(Data items)
# # # # #

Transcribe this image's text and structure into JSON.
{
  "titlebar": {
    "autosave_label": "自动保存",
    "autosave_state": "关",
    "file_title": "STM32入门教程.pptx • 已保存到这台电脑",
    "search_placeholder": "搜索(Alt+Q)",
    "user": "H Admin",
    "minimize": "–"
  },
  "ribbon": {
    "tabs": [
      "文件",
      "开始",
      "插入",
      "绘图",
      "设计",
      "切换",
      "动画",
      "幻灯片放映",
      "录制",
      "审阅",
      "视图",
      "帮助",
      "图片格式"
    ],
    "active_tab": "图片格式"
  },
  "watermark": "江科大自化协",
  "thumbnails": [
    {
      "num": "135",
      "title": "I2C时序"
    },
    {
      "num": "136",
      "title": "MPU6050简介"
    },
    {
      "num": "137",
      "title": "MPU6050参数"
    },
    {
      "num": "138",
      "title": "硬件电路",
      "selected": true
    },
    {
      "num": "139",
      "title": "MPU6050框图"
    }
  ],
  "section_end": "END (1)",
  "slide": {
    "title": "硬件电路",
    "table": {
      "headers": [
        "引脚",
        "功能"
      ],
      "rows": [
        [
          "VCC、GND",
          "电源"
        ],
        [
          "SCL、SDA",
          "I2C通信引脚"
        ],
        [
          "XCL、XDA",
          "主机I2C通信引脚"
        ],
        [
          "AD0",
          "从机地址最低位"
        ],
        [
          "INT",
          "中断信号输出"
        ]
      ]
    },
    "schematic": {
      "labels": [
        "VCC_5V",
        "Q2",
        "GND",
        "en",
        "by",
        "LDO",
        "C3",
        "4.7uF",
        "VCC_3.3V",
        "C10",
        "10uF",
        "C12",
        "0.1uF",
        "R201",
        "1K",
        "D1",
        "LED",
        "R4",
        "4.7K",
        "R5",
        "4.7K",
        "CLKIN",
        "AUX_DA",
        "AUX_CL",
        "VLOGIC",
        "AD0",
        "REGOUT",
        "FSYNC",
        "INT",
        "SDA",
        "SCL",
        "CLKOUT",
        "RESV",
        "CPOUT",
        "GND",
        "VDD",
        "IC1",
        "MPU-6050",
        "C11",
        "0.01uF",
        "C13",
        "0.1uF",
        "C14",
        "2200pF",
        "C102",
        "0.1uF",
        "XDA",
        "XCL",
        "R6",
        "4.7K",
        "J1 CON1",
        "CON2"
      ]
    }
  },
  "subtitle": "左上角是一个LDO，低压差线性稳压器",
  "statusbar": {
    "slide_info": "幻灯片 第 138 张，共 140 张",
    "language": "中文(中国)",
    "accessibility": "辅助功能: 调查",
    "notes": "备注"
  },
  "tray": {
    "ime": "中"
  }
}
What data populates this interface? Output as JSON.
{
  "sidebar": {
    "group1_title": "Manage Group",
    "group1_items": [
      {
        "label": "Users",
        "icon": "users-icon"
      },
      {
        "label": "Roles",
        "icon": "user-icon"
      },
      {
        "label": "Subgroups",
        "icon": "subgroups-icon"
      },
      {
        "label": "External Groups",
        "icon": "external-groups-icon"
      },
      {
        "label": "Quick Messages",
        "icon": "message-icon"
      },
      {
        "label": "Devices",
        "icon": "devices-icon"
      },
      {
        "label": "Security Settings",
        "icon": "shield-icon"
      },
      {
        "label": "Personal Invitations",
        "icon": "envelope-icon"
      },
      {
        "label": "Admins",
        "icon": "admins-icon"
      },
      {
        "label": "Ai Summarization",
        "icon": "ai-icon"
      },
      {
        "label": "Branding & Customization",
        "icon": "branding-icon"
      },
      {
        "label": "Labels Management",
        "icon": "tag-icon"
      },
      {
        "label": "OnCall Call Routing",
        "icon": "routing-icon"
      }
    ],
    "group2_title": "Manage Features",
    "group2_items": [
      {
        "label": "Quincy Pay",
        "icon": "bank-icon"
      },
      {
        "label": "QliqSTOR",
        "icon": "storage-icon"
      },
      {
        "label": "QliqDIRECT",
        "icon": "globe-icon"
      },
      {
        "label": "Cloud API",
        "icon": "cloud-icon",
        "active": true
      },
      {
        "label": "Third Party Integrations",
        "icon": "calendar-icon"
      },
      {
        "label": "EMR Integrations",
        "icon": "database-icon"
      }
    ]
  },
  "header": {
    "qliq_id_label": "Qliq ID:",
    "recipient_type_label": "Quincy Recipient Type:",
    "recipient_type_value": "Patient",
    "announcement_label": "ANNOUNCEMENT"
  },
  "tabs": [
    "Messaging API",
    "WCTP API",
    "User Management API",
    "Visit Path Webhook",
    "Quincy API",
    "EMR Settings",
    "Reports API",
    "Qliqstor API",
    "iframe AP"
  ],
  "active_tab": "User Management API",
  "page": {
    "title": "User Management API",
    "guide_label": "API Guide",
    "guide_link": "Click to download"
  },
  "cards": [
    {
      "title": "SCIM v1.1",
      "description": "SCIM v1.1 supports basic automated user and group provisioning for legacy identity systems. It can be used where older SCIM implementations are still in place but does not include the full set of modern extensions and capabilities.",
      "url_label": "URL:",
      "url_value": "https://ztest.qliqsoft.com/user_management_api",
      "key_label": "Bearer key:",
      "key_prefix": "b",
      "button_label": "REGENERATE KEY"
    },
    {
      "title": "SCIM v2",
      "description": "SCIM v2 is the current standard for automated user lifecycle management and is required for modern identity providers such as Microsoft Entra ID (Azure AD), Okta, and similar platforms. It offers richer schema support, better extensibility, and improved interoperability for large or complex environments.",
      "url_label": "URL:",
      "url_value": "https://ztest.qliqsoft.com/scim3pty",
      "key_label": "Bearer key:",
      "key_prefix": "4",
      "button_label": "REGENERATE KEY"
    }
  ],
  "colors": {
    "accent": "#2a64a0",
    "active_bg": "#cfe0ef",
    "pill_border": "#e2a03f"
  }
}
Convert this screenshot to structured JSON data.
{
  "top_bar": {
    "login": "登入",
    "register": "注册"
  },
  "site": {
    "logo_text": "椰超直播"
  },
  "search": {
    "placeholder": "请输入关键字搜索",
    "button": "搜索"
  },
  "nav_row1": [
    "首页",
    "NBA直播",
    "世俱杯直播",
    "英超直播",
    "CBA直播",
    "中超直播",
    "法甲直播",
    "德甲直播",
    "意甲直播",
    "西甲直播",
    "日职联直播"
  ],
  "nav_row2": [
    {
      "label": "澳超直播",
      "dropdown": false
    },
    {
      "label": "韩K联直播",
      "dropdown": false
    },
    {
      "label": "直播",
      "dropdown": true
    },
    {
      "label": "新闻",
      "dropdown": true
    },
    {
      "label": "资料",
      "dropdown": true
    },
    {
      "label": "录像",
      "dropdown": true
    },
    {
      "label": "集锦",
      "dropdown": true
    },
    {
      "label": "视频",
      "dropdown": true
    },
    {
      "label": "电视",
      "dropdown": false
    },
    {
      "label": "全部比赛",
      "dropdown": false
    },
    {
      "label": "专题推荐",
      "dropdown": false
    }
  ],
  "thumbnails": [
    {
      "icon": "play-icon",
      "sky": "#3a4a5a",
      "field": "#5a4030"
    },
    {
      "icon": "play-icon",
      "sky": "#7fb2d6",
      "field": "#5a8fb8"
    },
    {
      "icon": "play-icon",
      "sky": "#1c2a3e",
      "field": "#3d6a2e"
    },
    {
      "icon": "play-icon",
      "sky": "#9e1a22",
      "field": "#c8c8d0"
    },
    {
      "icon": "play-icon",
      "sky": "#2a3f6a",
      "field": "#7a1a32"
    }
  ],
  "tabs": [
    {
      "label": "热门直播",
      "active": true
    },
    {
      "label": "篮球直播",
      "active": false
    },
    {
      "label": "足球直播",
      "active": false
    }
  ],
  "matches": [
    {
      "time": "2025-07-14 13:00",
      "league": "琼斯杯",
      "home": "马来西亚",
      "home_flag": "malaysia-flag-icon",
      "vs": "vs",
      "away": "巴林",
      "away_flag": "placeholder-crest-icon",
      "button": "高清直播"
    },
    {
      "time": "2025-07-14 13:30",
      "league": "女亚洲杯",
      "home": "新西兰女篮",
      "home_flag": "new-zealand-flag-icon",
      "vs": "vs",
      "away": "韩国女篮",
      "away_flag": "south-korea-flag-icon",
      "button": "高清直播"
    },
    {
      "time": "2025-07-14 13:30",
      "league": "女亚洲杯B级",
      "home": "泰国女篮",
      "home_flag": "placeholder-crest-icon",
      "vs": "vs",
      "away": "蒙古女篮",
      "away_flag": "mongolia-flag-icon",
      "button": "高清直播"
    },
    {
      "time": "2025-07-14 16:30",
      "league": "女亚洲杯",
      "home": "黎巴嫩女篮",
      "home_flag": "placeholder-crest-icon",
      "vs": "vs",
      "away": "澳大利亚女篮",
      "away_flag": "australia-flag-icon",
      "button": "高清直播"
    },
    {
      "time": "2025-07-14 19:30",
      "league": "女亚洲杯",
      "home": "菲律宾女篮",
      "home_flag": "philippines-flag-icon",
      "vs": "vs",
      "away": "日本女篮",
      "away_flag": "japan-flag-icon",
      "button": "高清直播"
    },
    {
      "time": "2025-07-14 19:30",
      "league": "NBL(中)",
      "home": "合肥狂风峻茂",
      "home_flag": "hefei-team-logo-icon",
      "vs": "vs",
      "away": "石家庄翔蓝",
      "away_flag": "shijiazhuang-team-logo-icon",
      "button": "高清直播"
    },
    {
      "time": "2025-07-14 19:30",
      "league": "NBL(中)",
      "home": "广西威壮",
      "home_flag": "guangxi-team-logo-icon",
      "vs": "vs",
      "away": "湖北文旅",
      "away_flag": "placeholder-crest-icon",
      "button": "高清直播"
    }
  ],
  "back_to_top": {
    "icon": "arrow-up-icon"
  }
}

# # # # #

Count every line of the material above that holds the string "field", then state only the total.

▸ SOLUTION BELOW
5